Dataset entries
[start]
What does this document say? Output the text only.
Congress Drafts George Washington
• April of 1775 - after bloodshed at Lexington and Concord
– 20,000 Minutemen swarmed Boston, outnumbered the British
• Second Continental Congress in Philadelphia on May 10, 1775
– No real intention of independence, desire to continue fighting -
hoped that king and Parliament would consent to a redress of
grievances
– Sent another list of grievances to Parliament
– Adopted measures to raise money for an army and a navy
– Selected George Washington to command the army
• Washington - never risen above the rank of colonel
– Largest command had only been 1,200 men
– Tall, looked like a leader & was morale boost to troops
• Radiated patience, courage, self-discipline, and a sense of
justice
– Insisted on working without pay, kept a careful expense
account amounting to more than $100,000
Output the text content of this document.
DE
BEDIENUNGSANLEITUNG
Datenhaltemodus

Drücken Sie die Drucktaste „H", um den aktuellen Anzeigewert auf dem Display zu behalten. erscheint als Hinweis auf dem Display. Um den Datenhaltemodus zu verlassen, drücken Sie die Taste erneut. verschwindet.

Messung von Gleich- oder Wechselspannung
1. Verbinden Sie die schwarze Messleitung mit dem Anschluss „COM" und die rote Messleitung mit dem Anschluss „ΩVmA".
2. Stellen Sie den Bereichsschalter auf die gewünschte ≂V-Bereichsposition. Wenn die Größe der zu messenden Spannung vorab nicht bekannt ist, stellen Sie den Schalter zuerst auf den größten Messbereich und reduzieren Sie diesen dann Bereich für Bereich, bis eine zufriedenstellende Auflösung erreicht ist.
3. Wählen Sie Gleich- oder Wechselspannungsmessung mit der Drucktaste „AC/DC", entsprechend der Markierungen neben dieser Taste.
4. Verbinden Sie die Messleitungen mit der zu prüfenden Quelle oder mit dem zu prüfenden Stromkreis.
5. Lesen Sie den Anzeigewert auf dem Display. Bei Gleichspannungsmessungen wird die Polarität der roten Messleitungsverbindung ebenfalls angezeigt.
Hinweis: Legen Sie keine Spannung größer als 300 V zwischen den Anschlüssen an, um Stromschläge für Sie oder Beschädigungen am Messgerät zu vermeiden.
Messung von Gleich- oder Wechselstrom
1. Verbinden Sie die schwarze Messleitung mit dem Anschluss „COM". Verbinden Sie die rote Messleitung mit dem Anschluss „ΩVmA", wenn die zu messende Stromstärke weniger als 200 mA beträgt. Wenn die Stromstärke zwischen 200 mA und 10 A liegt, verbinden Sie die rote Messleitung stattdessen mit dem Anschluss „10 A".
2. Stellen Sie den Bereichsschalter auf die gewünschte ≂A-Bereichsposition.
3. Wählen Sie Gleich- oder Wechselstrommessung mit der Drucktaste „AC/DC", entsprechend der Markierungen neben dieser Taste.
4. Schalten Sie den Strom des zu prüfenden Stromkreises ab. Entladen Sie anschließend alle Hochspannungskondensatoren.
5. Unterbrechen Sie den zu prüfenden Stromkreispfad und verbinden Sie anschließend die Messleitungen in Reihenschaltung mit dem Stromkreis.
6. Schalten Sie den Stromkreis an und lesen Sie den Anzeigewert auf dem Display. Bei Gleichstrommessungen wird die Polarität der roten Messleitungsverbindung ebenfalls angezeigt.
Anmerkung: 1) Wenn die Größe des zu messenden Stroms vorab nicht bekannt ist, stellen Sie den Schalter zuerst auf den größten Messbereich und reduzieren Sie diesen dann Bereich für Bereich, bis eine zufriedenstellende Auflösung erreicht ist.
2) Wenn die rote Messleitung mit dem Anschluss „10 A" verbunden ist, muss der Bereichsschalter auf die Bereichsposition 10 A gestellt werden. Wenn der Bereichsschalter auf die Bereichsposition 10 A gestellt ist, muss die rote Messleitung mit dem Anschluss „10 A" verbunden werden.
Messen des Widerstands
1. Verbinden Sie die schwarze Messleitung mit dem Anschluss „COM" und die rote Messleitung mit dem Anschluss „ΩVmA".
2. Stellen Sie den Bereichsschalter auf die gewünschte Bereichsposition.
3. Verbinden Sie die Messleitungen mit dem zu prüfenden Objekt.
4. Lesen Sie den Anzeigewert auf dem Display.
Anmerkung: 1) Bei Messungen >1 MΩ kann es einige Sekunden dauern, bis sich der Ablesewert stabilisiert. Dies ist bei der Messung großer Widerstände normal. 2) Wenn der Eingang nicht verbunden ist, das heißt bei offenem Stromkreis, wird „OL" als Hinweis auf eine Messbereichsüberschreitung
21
[end]
Say how many lines of the data include the word "entsprechend". Nothing other than the number should be given.

2